** Begin DATA SHOWN **
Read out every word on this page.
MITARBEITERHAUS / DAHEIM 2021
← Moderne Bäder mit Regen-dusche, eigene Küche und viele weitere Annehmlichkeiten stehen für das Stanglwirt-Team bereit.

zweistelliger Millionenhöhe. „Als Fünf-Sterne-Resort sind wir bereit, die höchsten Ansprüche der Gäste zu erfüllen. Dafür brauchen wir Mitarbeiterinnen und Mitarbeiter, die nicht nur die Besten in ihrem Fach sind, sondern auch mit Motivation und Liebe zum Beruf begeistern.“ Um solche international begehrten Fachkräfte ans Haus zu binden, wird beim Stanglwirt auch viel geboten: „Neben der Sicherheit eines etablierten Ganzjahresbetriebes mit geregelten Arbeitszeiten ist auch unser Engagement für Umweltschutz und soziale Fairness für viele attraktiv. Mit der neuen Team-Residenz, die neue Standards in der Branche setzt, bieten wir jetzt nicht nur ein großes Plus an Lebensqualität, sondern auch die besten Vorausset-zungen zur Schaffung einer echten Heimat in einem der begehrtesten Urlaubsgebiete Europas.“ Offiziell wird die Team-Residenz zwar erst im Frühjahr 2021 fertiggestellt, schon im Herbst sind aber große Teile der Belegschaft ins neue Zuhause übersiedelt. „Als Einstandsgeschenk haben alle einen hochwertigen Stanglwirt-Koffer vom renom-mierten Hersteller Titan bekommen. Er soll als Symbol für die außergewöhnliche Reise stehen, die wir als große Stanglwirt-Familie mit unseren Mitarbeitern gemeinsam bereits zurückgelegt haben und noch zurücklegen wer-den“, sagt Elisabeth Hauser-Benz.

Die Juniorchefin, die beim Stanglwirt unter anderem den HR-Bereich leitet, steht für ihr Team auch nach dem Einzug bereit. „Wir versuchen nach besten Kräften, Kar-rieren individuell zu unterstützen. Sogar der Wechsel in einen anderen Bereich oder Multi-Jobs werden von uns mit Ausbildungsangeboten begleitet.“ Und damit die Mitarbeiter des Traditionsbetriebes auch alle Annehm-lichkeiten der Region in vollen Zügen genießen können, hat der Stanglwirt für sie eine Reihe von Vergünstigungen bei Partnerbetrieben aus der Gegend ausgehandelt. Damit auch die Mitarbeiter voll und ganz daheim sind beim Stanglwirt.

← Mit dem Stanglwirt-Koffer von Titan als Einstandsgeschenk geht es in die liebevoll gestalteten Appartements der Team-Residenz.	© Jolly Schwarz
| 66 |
** End DATA SHOWN **
◆ **DIRECTIONS**:
Set down all of the records shown above once more, exactly.

◆ **RESPONSE TO THE TASK**:
Read out every word on this page.
MITARBEITERHAUS / DAHEIM 2021
← Moderne Bäder mit Regen-dusche, eigene Küche und viele weitere Annehmlichkeiten stehen für das Stanglwirt-Team bereit.

zweistelliger Millionenhöhe. „Als Fünf-Sterne-Resort sind wir bereit, die höchsten Ansprüche der Gäste zu erfüllen. Dafür brauchen wir Mitarbeiterinnen und Mitarbeiter, die nicht nur die Besten in ihrem Fach sind, sondern auch mit Motivation und Liebe zum Beruf begeistern.“ Um solche international begehrten Fachkräfte ans Haus zu binden, wird beim Stanglwirt auch viel geboten: „Neben der Sicherheit eines etablierten Ganzjahresbetriebes mit geregelten Arbeitszeiten ist auch unser Engagement für Umweltschutz und soziale Fairness für viele attraktiv. Mit der neuen Team-Residenz, die neue Standards in der Branche setzt, bieten wir jetzt nicht nur ein großes Plus an Lebensqualität, sondern auch die besten Vorausset-zungen zur Schaffung einer echten Heimat in einem der begehrtesten Urlaubsgebiete Europas.“ Offiziell wird die Team-Residenz zwar erst im Frühjahr 2021 fertiggestellt, schon im Herbst sind aber große Teile der Belegschaft ins neue Zuhause übersiedelt. „Als Einstandsgeschenk haben alle einen hochwertigen Stanglwirt-Koffer vom renom-mierten Hersteller Titan bekommen. Er soll als Symbol für die außergewöhnliche Reise stehen, die wir als große Stanglwirt-Familie mit unseren Mitarbeitern gemeinsam bereits zurückgelegt haben und noch zurücklegen wer-den“, sagt Elisabeth Hauser-Benz.

Die Juniorchefin, die beim Stanglwirt unter anderem den HR-Bereich leitet, steht für ihr Team auch nach dem Einzug bereit. „Wir versuchen nach besten Kräften, Kar-rieren individuell zu unterstützen. Sogar der Wechsel in einen anderen Bereich oder Multi-Jobs werden von uns mit Ausbildungsangeboten begleitet.“ Und damit die Mitarbeiter des Traditionsbetriebes auch alle Annehm-lichkeiten der Region in vollen Zügen genießen können, hat der Stanglwirt für sie eine Reihe von Vergünstigungen bei Partnerbetrieben aus der Gegend ausgehandelt. Damit auch die Mitarbeiter voll und ganz daheim sind beim Stanglwirt.

← Mit dem Stanglwirt-Koffer von Titan als Einstandsgeschenk geht es in die liebevoll gestalteten Appartements der Team-Residenz.	© Jolly Schwarz
| 66 |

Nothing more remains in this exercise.